---------- ENTRIES SHOWN

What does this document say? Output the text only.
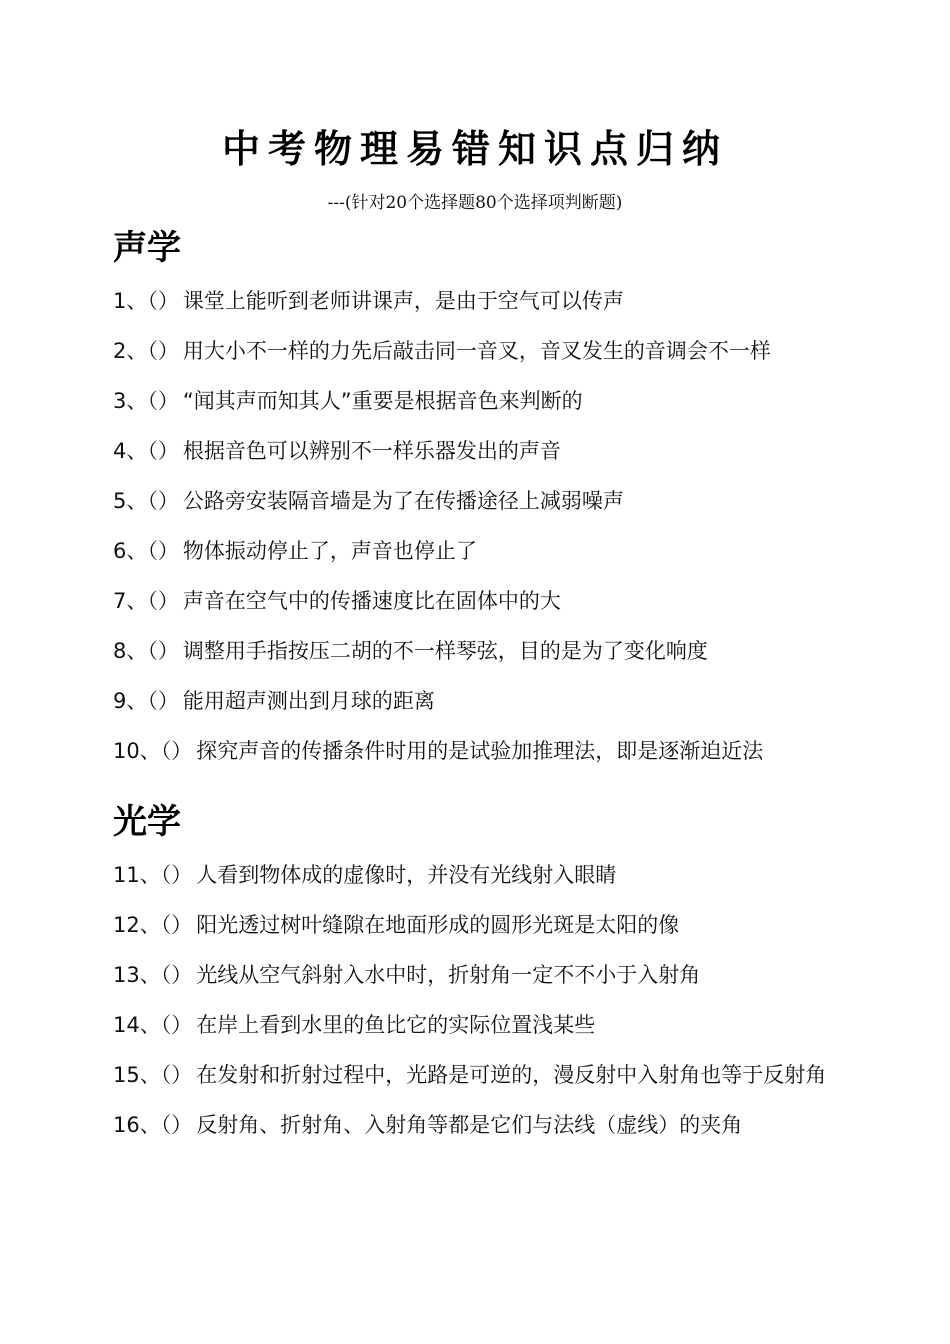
中考物理易错知识点归纳
---(针对20个选择题80个选择项判断题)
声学
1、（） 课堂上能听到老师讲课声，是由于空气可以传声
2、（） 用大小不一样的力先后敲击同一音叉，音叉发生的音调会不一样
3、（） “闻其声而知其人”重要是根据音色来判断的
4、（） 根据音色可以辨别不一样乐器发出的声音
5、（） 公路旁安装隔音墙是为了在传播途径上减弱噪声
6、（） 物体振动停止了，声音也停止了
7、（） 声音在空气中的传播速度比在固体中的大
8、（） 调整用手指按压二胡的不一样琴弦，目的是为了变化响度
9、（） 能用超声测出到月球的距离
10、（） 探究声音的传播条件时用的是试验加推理法，即是逐渐迫近法
光学
11、（） 人看到物体成的虚像时，并没有光线射入眼睛
12、（） 阳光透过树叶缝隙在地面形成的圆形光斑是太阳的像
13、（） 光线从空气斜射入水中时，折射角一定不不小于入射角
14、（） 在岸上看到水里的鱼比它的实际位置浅某些
15、（） 在发射和折射过程中，光路是可逆的，漫反射中入射角也等于反射角
16、（） 反射角、折射角、入射角等都是它们与法线（虚线）的夹角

--------------------

DIRECTION
Repeat the entries exactly and keep the pictures out of the copy.

REPLY
What does this document say? Output the text only.
中考物理易错知识点归纳
---(针对20个选择题80个选择项判断题)
声学
1、（） 课堂上能听到老师讲课声，是由于空气可以传声
2、（） 用大小不一样的力先后敲击同一音叉，音叉发生的音调会不一样
3、（） “闻其声而知其人”重要是根据音色来判断的
4、（） 根据音色可以辨别不一样乐器发出的声音
5、（） 公路旁安装隔音墙是为了在传播途径上减弱噪声
6、（） 物体振动停止了，声音也停止了
7、（） 声音在空气中的传播速度比在固体中的大
8、（） 调整用手指按压二胡的不一样琴弦，目的是为了变化响度
9、（） 能用超声测出到月球的距离
10、（） 探究声音的传播条件时用的是试验加推理法，即是逐渐迫近法
光学
11、（） 人看到物体成的虚像时，并没有光线射入眼睛
12、（） 阳光透过树叶缝隙在地面形成的圆形光斑是太阳的像
13、（） 光线从空气斜射入水中时，折射角一定不不小于入射角
14、（） 在岸上看到水里的鱼比它的实际位置浅某些
15、（） 在发射和折射过程中，光路是可逆的，漫反射中入射角也等于反射角
16、（） 反射角、折射角、入射角等都是它们与法线（虚线）的夹角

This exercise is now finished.